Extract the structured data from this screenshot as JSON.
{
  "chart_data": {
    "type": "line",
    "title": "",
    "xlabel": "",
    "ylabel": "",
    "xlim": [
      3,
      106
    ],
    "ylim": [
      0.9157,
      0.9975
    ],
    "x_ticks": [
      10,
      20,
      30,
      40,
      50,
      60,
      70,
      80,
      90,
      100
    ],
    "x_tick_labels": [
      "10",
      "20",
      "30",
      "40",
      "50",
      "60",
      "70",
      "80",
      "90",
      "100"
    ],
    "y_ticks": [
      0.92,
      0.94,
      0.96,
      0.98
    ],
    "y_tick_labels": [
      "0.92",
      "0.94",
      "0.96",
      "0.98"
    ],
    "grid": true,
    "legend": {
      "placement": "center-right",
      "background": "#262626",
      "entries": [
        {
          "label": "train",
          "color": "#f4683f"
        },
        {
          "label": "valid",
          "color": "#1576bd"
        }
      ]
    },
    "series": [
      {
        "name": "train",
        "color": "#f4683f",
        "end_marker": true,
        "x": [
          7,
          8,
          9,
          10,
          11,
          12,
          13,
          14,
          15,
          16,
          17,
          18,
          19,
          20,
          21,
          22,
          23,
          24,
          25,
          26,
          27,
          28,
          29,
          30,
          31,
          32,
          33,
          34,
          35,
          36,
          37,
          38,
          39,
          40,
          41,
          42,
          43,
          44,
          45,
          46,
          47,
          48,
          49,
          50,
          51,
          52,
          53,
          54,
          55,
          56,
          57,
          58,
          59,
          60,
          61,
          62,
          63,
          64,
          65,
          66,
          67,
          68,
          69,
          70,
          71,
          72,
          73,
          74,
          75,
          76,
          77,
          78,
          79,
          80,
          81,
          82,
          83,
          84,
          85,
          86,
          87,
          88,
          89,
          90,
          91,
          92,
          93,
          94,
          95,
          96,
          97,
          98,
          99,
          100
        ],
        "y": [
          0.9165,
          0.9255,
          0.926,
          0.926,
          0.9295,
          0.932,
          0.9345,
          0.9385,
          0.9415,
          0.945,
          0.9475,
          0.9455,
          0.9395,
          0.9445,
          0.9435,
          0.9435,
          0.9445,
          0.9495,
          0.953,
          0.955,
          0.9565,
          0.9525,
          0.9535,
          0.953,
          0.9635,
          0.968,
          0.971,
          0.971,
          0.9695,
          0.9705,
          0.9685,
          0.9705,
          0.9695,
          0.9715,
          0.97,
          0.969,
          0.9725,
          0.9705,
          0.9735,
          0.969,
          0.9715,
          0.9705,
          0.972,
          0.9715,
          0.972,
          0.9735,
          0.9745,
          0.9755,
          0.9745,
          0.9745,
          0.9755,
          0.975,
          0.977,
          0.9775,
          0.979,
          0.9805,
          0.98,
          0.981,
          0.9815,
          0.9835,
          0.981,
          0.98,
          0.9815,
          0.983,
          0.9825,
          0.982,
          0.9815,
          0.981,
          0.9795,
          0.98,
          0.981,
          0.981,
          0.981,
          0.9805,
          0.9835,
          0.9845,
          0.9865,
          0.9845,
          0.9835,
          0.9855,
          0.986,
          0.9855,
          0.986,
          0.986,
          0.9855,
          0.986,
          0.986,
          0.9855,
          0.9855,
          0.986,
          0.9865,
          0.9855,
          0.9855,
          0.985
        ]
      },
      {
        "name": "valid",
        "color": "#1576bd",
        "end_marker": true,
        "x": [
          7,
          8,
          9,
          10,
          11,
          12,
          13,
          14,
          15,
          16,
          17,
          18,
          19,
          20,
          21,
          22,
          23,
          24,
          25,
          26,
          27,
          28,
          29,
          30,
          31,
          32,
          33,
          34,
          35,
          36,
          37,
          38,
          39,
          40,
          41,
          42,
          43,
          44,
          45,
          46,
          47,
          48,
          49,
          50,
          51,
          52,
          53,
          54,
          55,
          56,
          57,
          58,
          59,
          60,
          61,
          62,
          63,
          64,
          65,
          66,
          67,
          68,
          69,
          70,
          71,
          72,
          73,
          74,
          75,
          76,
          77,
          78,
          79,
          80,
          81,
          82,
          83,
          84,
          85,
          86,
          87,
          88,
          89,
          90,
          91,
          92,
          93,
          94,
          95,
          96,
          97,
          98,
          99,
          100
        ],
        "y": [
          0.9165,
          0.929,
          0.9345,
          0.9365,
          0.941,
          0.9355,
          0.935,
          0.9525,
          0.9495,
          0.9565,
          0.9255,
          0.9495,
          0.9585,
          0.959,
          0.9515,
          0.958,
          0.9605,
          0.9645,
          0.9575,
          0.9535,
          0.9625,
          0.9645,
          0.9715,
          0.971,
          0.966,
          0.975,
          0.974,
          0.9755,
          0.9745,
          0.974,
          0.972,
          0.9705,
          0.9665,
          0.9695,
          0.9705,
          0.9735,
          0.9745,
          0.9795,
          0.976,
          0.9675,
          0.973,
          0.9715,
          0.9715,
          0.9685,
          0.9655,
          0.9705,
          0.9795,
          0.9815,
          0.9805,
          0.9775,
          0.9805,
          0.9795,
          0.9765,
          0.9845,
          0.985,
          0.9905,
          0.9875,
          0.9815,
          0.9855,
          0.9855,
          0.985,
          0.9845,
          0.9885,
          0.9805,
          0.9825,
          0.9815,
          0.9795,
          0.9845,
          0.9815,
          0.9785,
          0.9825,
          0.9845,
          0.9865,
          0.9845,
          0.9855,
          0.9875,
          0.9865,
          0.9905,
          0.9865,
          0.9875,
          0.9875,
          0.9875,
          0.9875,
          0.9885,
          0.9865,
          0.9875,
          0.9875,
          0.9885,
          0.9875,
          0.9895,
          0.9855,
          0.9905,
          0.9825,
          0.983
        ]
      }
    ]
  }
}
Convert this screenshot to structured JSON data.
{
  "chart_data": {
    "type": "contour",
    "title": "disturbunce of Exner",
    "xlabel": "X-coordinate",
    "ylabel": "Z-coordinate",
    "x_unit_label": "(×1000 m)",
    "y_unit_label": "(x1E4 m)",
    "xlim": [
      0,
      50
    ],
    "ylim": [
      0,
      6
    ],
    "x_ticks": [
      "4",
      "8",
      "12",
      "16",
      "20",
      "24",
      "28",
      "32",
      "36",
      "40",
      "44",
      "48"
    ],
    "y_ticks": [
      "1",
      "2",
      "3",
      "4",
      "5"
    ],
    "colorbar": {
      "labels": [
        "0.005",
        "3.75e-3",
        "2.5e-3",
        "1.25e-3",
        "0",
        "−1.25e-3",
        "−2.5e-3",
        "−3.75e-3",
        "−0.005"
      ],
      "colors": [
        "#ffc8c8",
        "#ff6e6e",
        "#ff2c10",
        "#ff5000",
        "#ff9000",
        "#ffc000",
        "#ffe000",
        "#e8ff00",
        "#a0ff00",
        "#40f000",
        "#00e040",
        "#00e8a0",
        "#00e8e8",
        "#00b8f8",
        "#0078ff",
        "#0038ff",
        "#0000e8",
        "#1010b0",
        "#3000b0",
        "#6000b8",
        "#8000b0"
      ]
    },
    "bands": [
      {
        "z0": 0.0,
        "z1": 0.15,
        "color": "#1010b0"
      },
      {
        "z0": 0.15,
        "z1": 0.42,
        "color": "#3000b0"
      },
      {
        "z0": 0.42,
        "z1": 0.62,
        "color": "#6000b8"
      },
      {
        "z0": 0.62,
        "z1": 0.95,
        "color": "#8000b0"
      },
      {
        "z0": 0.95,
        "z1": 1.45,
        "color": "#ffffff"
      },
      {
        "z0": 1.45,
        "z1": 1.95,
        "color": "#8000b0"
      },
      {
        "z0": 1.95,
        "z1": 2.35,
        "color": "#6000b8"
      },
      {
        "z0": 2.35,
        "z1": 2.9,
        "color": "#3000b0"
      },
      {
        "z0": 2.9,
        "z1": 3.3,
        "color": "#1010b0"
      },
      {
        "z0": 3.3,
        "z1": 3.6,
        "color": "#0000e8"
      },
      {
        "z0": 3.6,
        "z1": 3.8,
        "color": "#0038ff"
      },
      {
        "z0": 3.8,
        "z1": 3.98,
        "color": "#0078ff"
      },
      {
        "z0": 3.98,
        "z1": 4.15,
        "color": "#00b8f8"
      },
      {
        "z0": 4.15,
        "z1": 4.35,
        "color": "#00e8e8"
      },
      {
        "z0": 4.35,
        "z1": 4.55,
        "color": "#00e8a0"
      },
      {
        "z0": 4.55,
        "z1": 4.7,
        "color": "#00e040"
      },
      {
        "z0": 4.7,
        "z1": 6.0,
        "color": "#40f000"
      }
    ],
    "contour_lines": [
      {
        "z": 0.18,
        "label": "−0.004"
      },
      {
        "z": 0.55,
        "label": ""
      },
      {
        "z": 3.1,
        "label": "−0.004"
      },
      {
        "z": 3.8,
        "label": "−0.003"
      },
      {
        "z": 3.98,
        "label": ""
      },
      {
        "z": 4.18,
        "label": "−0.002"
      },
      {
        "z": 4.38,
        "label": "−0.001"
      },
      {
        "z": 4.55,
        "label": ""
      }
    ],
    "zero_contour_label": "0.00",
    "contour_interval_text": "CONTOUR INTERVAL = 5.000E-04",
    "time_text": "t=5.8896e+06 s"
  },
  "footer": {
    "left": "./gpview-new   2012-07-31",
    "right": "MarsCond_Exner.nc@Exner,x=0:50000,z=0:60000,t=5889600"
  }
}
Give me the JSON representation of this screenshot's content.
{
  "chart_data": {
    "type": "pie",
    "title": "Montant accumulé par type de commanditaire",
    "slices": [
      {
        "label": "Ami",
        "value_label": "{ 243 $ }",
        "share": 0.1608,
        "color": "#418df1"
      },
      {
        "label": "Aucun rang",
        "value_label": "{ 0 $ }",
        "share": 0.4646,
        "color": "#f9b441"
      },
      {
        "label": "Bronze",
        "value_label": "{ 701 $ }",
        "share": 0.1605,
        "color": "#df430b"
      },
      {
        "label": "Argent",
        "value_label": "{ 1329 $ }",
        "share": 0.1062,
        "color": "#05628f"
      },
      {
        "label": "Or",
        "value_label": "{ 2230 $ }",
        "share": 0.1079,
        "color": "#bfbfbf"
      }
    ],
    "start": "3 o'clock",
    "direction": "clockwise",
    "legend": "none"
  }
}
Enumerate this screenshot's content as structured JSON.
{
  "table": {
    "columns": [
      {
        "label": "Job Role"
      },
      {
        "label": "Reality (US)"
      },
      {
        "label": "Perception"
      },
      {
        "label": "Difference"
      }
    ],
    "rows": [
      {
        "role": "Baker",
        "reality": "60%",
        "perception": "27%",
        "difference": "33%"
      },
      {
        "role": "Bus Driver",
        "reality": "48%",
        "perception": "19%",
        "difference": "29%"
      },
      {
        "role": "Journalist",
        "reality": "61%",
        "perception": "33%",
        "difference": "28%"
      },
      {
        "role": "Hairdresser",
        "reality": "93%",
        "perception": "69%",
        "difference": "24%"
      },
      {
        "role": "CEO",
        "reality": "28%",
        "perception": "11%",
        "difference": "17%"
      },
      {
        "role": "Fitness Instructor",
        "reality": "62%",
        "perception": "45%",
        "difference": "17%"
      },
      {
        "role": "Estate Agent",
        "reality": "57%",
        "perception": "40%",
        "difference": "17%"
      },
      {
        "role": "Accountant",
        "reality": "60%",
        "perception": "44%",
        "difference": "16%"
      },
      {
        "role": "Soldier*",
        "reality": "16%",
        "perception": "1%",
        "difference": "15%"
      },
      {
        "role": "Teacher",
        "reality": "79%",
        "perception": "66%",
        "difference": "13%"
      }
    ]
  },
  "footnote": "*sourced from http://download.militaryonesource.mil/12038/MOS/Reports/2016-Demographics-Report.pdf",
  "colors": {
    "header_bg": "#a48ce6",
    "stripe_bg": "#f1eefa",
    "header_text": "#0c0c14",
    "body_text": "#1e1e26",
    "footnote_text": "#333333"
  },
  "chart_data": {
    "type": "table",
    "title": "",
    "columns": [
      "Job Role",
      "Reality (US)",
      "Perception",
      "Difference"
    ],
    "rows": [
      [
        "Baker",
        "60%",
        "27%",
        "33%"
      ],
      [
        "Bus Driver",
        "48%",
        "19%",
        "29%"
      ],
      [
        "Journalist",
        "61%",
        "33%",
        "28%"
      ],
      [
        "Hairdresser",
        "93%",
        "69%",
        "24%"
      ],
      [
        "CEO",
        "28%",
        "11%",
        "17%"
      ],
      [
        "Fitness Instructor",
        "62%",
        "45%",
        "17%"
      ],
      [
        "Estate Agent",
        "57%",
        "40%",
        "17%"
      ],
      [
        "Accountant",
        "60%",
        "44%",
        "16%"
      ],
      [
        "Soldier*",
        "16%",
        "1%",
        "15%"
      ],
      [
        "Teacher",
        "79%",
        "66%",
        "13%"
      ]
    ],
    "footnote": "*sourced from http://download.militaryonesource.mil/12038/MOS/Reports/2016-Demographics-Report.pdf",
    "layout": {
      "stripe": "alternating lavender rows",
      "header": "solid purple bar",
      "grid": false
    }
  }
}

● **WRITTEN REQUEST**:
Make a list of all lines in the data that contain "content".

● **WRITTEN RESPONSE**:
Give me the JSON representation of this screenshot's content.
Enumerate this screenshot's content as structured JSON.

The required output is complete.